:: Exercise inputs ::
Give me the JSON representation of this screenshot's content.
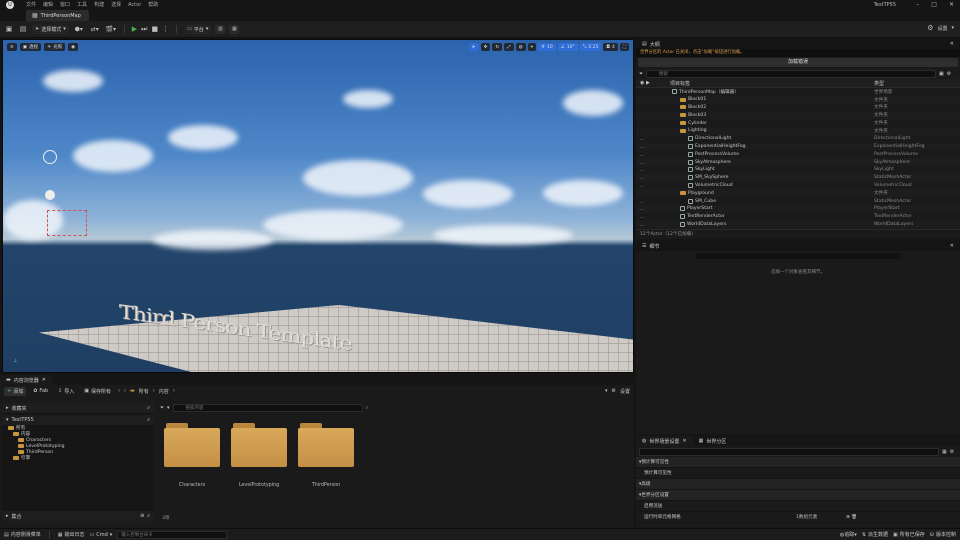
{
  "menu": [
    "文件",
    "编辑",
    "窗口",
    "工具",
    "构建",
    "选择",
    "Actor",
    "帮助"
  ],
  "project_name": "TestTP55",
  "map_tab": "ThirdPersonMap",
  "toolbar": {
    "mode_label": "选择模式",
    "platform_label": "平台",
    "settings_label": "设置"
  },
  "viewport": {
    "perspective_label": "透视",
    "lit_label": "光照",
    "snap_grid": "10",
    "snap_angle": "10°",
    "snap_scale": "0.25",
    "camera_speed": "4",
    "world_text": "Third Person Template",
    "accent": "#2f6ed8"
  },
  "outliner": {
    "tab": "大纲",
    "warning": "世界分区的 Actor 已关闭，点击“加载”按钮进行加载。",
    "load_button": "加载错误",
    "search_placeholder": "搜索",
    "col_label": "项目标签",
    "col_type": "类型",
    "rows": [
      {
        "label": "ThirdPersonMap（编辑器）",
        "type": "世界场景",
        "kind": "map",
        "indent": 0
      },
      {
        "label": "Block01",
        "type": "文件夹",
        "kind": "folder",
        "indent": 1
      },
      {
        "label": "Block02",
        "type": "文件夹",
        "kind": "folder",
        "indent": 1
      },
      {
        "label": "Block03",
        "type": "文件夹",
        "kind": "folder",
        "indent": 1
      },
      {
        "label": "Cylinder",
        "type": "文件夹",
        "kind": "folder",
        "indent": 1
      },
      {
        "label": "Lighting",
        "type": "文件夹",
        "kind": "folder",
        "indent": 1
      },
      {
        "label": "DirectionalLight",
        "type": "DirectionalLight",
        "kind": "actor",
        "indent": 2
      },
      {
        "label": "ExponentialHeightFog",
        "type": "ExponentialHeightFog",
        "kind": "actor",
        "indent": 2
      },
      {
        "label": "PostProcessVolume",
        "type": "PostProcessVolume",
        "kind": "actor",
        "indent": 2
      },
      {
        "label": "SkyAtmosphere",
        "type": "SkyAtmosphere",
        "kind": "actor",
        "indent": 2
      },
      {
        "label": "SkyLight",
        "type": "SkyLight",
        "kind": "actor",
        "indent": 2
      },
      {
        "label": "SM_SkySphere",
        "type": "StaticMeshActor",
        "kind": "actor",
        "indent": 2
      },
      {
        "label": "VolumetricCloud",
        "type": "VolumetricCloud",
        "kind": "actor",
        "indent": 2
      },
      {
        "label": "Playground",
        "type": "文件夹",
        "kind": "folder",
        "indent": 1
      },
      {
        "label": "SM_Cube",
        "type": "StaticMeshActor",
        "kind": "actor",
        "indent": 2
      },
      {
        "label": "PlayerStart",
        "type": "PlayerStart",
        "kind": "actor",
        "indent": 1
      },
      {
        "label": "TextRenderActor",
        "type": "TextRenderActor",
        "kind": "actor",
        "indent": 1
      },
      {
        "label": "WorldDataLayers",
        "type": "WorldDataLayers",
        "kind": "actor",
        "indent": 1
      }
    ],
    "footer": "12个Actor（12个已加载）"
  },
  "details": {
    "tab": "细节",
    "empty_text": "选择一个对象查看其细节。"
  },
  "world_settings": {
    "tab1": "世界场景设置",
    "tab2": "世界分区",
    "sections": [
      {
        "label": "预计算可见性"
      },
      {
        "label": "预计算可见性",
        "sub": true
      },
      {
        "label": "高级"
      },
      {
        "label": "世界分区设置"
      },
      {
        "label": "启用流送",
        "sub": true
      },
      {
        "label": "运行时单元格网格",
        "sub": true,
        "value": "1数组元素"
      }
    ]
  },
  "content_browser": {
    "tab": "内容浏览器",
    "add_label": "添加",
    "fab_label": "Fab",
    "import_label": "导入",
    "save_all_label": "保存所有",
    "path": [
      "所有",
      "内容"
    ],
    "settings_label": "设置",
    "favorites_label": "收藏夹",
    "project_label": "TestTP55",
    "tree": [
      {
        "label": "所有",
        "indent": 0
      },
      {
        "label": "内容",
        "indent": 1
      },
      {
        "label": "Characters",
        "indent": 2
      },
      {
        "label": "LevelPrototyping",
        "indent": 2
      },
      {
        "label": "ThirdPerson",
        "indent": 2
      },
      {
        "label": "引擎",
        "indent": 1
      }
    ],
    "collections_label": "集合",
    "search_placeholder": "搜索内容",
    "folders": [
      "Characters",
      "LevelPrototyping",
      "ThirdPerson"
    ],
    "item_count": "3项"
  },
  "statusbar": {
    "drawer": "内容侧滑菜单",
    "output_log": "输出日志",
    "cmd": "Cmd",
    "console_placeholder": "输入控制台命令",
    "trace": "追踪",
    "derived_data": "派生数据",
    "all_saved": "所有已保存",
    "revision_control": "版本控制"
  }
}
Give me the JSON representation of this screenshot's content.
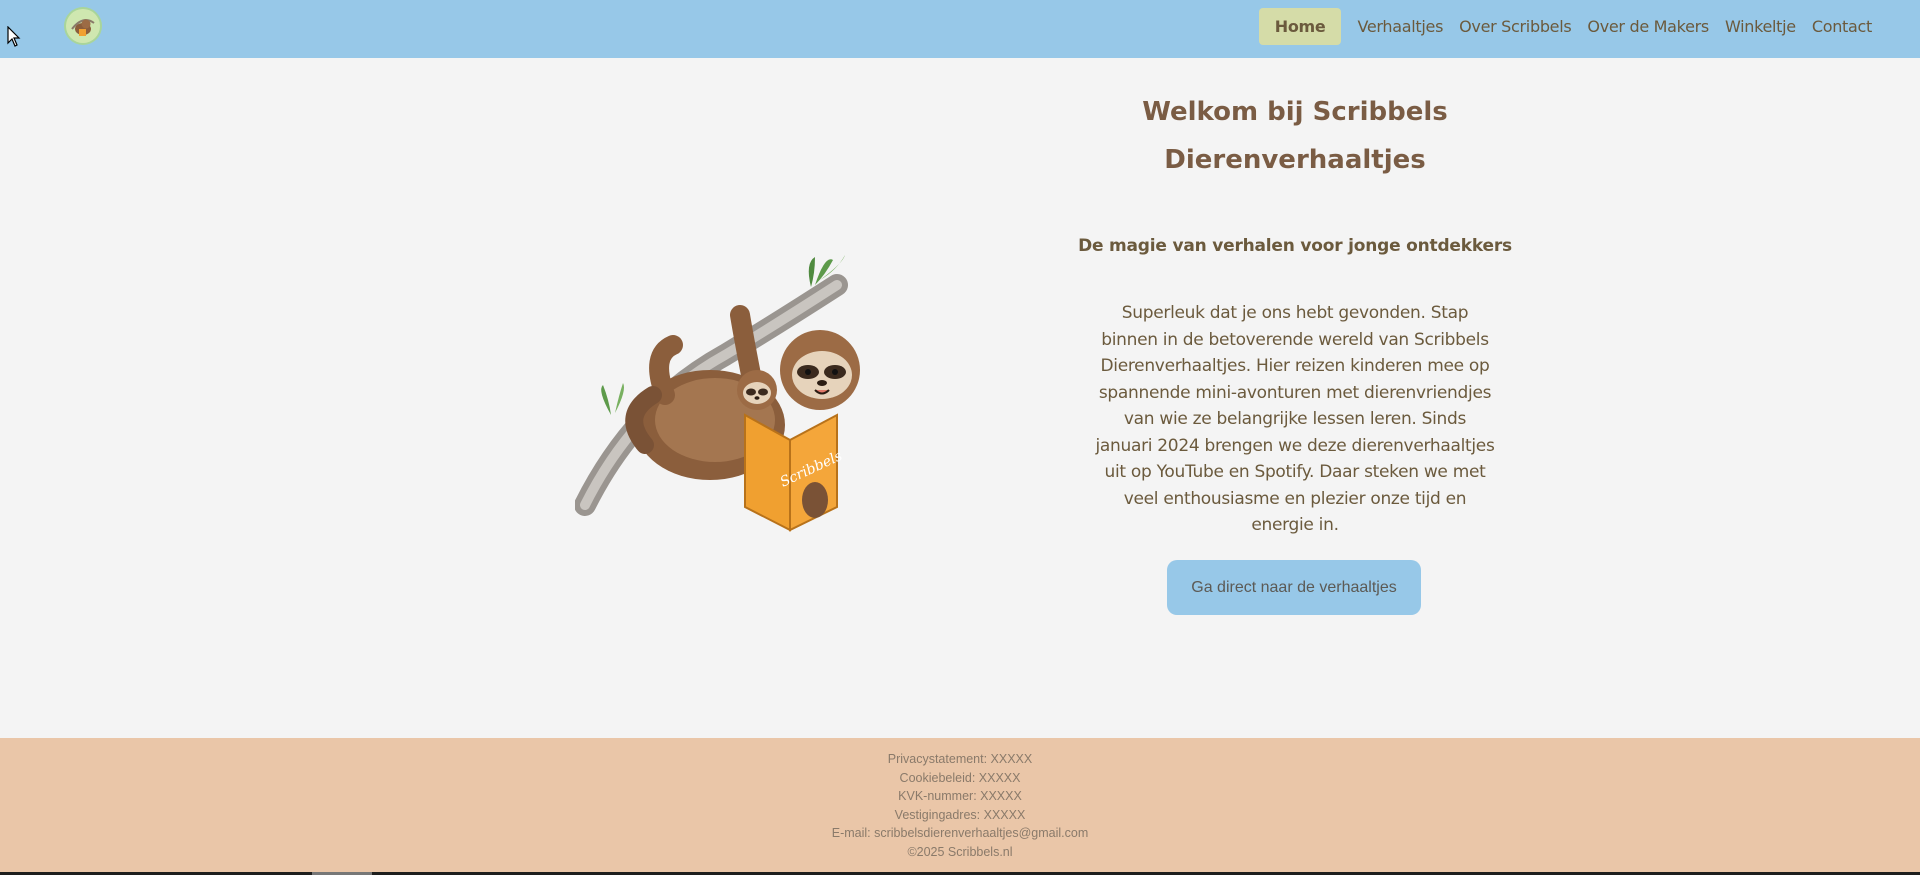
{
  "colors": {
    "nav_bg": "#97c8e8",
    "nav_active_bg": "#d5dca8",
    "cta_bg": "#97c8e8",
    "footer_bg": "#eac6a8",
    "text_brown": "#6b5a3d"
  },
  "header": {
    "logo_icon": "sloth-logo-icon",
    "nav": [
      {
        "label": "Home",
        "active": true
      },
      {
        "label": "Verhaaltjes",
        "active": false
      },
      {
        "label": "Over Scribbels",
        "active": false
      },
      {
        "label": "Over de Makers",
        "active": false
      },
      {
        "label": "Winkeltje",
        "active": false
      },
      {
        "label": "Contact",
        "active": false
      }
    ]
  },
  "hero": {
    "illustration_icon": "sloth-reading-book-icon",
    "book_text": "Scribbels",
    "title_line1": "Welkom bij Scribbels",
    "title_line2": "Dierenverhaaltjes",
    "subtitle": "De magie van verhalen voor jonge ontdekkers",
    "intro": "Superleuk dat je ons hebt gevonden. Stap binnen in de betoverende wereld van Scribbels Dierenverhaaltjes. Hier reizen kinderen mee op spannende mini-avonturen met dierenvriendjes van wie ze belangrijke lessen leren. Sinds januari 2024 brengen we deze dierenverhaaltjes uit op YouTube en Spotify. Daar steken we met veel enthousiasme en plezier onze tijd en energie in.",
    "cta_label": "Ga direct naar de verhaaltjes"
  },
  "footer": {
    "lines": [
      "Privacystatement: XXXXX",
      "Cookiebeleid: XXXXX",
      "KVK-nummer: XXXXX",
      "Vestigingadres: XXXXX",
      "E-mail: scribbelsdierenverhaaltjes@gmail.com",
      "©2025 Scribbels.nl"
    ]
  }
}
:::
◆ Directions:
Locate the word "sloth" in the records above, and return each line that has it.

◆ Task answer:
    "logo_icon": "sloth-logo-icon",
    "illustration_icon": "sloth-reading-book-icon",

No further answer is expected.